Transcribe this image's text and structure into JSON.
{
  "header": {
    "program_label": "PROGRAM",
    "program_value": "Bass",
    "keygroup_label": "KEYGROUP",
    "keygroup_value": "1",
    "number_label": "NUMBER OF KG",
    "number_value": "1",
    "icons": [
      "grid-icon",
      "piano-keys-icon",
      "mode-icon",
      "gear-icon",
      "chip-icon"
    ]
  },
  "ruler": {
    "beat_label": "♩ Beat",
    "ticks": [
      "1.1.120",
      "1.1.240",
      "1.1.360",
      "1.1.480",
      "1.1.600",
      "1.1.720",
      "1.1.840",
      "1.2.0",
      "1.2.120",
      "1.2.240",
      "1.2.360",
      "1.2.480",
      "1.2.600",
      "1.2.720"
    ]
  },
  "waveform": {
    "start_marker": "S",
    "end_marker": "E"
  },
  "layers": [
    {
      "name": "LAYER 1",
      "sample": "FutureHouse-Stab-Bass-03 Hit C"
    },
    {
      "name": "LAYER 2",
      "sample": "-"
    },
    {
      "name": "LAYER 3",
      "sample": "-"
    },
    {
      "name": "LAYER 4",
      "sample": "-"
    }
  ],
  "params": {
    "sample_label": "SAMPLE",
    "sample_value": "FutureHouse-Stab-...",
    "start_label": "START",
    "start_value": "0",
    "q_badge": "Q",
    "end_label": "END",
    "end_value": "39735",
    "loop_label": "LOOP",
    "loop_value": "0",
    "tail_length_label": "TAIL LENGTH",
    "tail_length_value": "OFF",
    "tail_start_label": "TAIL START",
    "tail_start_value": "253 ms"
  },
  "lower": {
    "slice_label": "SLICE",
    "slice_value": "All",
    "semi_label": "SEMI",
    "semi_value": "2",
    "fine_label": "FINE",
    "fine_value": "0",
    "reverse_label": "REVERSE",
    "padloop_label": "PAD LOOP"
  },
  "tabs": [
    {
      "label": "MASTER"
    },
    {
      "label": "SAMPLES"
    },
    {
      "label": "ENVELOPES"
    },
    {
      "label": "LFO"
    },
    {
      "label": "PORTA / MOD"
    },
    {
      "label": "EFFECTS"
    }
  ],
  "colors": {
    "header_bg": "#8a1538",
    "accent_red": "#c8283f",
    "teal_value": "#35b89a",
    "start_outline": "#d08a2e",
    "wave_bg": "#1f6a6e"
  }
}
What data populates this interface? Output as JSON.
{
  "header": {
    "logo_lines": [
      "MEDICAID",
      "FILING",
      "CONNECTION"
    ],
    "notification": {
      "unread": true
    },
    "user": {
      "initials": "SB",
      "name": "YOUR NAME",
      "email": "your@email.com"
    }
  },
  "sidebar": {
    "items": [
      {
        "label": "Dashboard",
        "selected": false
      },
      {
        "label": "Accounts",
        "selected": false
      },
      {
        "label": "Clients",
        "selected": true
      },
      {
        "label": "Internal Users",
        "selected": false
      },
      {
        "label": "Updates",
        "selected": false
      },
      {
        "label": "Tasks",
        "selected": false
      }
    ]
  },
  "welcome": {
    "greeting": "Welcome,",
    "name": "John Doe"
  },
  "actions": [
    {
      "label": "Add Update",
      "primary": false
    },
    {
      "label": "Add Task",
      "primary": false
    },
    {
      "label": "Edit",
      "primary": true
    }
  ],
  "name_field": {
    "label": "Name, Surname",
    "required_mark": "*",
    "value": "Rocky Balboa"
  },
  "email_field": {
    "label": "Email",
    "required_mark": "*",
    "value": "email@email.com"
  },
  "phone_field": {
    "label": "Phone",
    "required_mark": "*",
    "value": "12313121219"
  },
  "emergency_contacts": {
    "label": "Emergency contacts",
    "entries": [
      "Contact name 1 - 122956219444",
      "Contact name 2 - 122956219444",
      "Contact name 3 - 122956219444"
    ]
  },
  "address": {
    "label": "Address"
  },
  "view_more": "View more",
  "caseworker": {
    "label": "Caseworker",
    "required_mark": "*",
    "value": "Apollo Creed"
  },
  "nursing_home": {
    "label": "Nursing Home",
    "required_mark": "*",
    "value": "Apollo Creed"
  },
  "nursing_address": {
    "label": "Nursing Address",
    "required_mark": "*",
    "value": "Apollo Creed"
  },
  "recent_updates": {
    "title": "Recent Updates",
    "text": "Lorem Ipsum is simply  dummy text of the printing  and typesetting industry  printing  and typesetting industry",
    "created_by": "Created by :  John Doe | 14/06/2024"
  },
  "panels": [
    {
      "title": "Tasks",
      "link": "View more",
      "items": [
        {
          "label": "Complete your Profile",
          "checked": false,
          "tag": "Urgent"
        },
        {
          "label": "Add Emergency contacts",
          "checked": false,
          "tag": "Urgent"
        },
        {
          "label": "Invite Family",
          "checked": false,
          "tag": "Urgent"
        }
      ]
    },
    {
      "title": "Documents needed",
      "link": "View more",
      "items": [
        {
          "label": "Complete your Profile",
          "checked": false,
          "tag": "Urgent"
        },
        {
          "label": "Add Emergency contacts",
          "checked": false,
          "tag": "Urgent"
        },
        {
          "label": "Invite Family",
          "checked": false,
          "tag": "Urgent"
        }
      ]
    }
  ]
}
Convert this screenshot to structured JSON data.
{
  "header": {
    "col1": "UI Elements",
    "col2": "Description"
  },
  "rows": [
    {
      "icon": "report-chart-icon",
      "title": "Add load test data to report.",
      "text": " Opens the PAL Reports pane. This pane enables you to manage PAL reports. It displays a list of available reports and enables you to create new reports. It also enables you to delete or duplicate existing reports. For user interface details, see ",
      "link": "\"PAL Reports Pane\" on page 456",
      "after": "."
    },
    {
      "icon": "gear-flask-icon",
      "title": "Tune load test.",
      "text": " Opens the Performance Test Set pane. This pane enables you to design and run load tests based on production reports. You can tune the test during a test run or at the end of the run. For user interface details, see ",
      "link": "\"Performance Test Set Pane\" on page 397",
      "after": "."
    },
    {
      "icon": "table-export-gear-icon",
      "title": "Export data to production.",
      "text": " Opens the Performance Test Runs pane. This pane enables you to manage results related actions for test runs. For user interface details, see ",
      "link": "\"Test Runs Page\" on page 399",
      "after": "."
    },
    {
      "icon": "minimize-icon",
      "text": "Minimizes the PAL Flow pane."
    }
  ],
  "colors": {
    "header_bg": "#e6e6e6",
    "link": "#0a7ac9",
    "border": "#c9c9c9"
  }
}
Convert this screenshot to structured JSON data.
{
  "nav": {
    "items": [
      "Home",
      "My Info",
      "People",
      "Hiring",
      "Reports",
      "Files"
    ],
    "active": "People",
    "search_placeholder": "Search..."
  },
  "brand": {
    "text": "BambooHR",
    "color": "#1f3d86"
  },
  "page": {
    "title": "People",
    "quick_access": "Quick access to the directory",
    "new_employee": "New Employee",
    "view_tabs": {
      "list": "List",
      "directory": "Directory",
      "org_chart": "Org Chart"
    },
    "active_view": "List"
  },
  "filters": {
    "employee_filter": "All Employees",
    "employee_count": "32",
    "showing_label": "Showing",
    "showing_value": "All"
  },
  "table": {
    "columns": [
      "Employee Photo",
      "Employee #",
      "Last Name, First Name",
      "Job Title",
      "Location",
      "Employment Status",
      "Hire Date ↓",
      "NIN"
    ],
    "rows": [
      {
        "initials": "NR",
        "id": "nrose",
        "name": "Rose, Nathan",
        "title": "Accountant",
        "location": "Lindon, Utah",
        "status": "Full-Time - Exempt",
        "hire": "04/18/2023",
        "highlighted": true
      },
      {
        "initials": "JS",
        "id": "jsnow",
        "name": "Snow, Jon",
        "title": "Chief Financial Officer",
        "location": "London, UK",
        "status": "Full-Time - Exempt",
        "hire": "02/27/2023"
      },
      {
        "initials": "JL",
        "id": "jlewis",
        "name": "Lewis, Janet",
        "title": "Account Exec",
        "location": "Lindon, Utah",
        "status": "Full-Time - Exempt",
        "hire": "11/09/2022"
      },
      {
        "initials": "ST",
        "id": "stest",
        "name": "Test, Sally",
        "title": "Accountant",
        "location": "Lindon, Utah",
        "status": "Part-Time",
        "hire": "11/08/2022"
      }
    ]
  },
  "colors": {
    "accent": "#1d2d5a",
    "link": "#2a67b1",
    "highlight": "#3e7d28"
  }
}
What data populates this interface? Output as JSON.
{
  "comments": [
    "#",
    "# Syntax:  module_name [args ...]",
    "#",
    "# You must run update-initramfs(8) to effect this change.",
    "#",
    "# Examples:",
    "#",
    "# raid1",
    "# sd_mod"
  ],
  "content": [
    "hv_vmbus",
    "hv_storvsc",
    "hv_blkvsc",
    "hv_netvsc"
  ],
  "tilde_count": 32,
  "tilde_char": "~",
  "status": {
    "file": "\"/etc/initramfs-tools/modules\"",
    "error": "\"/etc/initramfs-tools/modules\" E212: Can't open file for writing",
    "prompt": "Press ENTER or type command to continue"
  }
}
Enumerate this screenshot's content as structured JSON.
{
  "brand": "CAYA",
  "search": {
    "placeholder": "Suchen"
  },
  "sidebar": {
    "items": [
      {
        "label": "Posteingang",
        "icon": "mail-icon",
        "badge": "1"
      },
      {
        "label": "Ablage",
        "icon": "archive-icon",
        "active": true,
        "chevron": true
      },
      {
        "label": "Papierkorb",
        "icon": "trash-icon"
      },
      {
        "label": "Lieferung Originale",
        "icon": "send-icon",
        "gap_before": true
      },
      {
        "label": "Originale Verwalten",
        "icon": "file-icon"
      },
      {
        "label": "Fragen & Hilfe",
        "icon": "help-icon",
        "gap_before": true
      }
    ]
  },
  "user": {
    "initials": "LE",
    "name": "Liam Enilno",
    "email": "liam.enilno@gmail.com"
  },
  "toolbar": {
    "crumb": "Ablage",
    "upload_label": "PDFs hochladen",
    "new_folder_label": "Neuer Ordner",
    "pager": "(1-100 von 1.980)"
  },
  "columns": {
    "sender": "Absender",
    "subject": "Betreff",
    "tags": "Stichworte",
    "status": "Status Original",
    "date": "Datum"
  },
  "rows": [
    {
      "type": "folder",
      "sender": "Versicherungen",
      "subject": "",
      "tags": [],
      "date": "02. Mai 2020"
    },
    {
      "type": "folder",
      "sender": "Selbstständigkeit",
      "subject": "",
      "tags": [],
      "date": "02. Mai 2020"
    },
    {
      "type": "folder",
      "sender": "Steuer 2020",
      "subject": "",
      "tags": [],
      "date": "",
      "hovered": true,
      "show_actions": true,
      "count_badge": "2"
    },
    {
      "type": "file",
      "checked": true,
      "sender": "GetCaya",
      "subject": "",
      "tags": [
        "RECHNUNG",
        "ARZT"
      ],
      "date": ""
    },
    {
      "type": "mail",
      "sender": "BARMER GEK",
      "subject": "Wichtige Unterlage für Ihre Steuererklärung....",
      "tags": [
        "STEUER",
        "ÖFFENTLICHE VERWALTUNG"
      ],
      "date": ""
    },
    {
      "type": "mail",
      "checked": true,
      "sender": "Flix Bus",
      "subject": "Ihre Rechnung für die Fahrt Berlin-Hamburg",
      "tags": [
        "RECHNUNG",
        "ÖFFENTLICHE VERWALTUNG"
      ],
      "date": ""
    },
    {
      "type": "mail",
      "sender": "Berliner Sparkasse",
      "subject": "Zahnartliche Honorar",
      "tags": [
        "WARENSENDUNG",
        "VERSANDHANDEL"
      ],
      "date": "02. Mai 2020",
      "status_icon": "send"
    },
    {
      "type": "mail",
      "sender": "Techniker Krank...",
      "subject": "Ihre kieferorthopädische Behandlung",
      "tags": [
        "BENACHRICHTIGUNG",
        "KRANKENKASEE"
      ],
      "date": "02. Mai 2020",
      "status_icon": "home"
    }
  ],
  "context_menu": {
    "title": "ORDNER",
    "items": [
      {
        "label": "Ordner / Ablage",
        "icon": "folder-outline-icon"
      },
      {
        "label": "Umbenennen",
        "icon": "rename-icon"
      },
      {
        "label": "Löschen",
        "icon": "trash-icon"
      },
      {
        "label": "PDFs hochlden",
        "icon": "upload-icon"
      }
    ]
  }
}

— WRITTEN INSTRUCTION —
List all lines in the material containing the string "tools".

— RESPONSE —
    "file": "\"/etc/initramfs-tools/modules\"",
    "error": "\"/etc/initramfs-tools/modules\" E212: Can't open file for writing",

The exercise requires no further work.